• What the task asks:
Take the lines from the one containing "text-line: 3. Aseta" through the one containing "document-page (0, 62, 729, 951)", change "huoneiston" to "asunnon", and write out only those lines with nothing else altered.

______________________________

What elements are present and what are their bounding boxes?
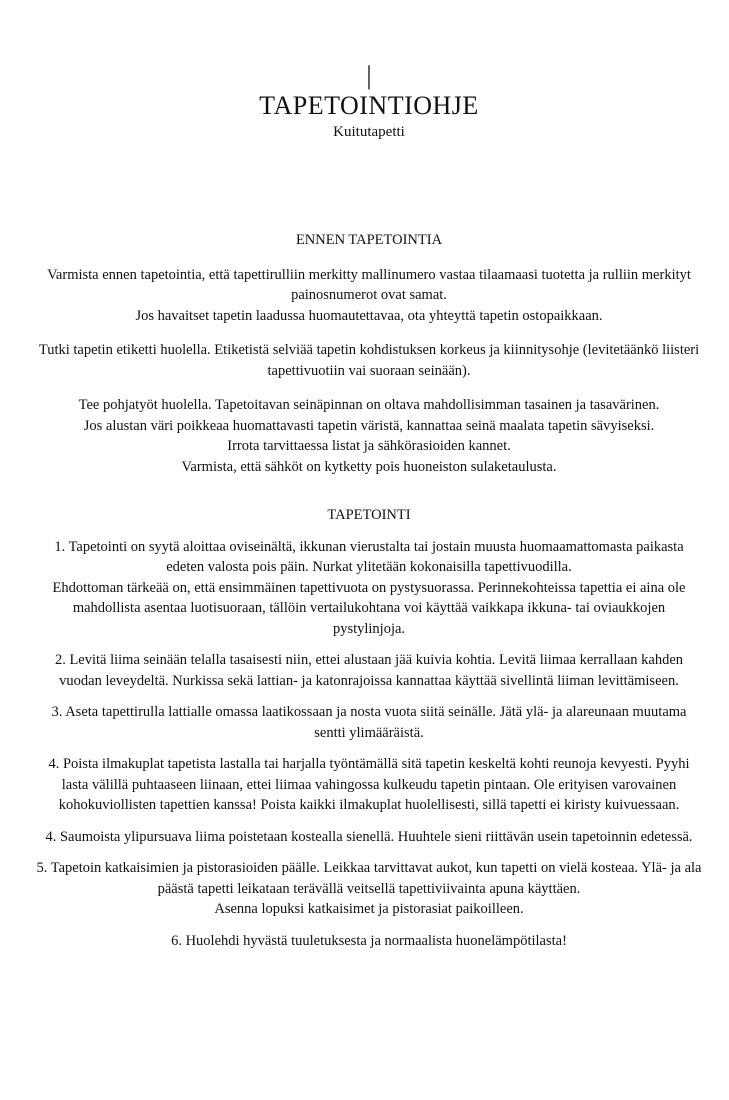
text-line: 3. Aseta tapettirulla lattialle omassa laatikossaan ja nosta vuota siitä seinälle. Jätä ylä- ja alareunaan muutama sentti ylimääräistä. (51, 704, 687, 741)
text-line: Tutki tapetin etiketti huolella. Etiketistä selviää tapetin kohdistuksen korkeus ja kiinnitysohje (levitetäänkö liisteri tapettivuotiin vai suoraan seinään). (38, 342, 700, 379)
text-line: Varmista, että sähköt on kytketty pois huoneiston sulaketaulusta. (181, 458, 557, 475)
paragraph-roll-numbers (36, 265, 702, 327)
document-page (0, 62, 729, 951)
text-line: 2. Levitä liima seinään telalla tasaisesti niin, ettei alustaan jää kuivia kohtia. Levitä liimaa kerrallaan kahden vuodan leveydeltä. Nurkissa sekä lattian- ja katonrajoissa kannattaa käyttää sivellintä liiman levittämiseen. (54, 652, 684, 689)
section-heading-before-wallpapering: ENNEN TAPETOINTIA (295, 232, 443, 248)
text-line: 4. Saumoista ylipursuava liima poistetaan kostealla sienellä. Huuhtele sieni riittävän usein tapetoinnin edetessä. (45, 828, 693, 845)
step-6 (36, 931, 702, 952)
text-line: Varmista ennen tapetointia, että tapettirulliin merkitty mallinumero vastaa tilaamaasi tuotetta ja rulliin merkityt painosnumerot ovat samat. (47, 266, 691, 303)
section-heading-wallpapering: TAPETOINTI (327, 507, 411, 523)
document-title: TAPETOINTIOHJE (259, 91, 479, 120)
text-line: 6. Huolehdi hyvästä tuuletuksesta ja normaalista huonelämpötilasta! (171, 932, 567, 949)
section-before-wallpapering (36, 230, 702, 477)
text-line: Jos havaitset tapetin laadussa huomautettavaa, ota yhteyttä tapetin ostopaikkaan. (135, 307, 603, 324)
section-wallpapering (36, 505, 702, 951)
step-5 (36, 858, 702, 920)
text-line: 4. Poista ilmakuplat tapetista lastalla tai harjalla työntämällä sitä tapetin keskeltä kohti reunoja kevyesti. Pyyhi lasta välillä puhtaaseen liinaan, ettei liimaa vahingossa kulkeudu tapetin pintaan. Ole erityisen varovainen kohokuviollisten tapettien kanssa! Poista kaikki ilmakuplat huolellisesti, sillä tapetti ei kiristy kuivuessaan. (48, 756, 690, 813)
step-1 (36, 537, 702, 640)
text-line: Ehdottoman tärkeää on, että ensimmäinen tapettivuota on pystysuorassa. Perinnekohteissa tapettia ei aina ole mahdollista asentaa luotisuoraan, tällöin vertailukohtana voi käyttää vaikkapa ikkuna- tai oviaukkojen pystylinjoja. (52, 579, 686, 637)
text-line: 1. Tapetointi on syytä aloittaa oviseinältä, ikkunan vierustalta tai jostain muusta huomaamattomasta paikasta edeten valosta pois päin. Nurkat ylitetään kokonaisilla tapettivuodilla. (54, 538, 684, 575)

______________________________

• Response for this exercise:
text-line: 3. Aseta tapettirulla lattialle omassa laatikossaan ja nosta vuota siitä seinälle. Jätä ylä- ja alareunaan muutama sentti ylimääräistä. (51, 704, 687, 741)
text-line: Tutki tapetin etiketti huolella. Etiketistä selviää tapetin kohdistuksen korkeus ja kiinnitysohje (levitetäänkö liisteri tapettivuotiin vai suoraan seinään). (38, 342, 700, 379)
text-line: Varmista, että sähköt on kytketty pois asunnon sulaketaulusta. (181, 458, 557, 475)
paragraph-roll-numbers (36, 265, 702, 327)
document-page (0, 62, 729, 951)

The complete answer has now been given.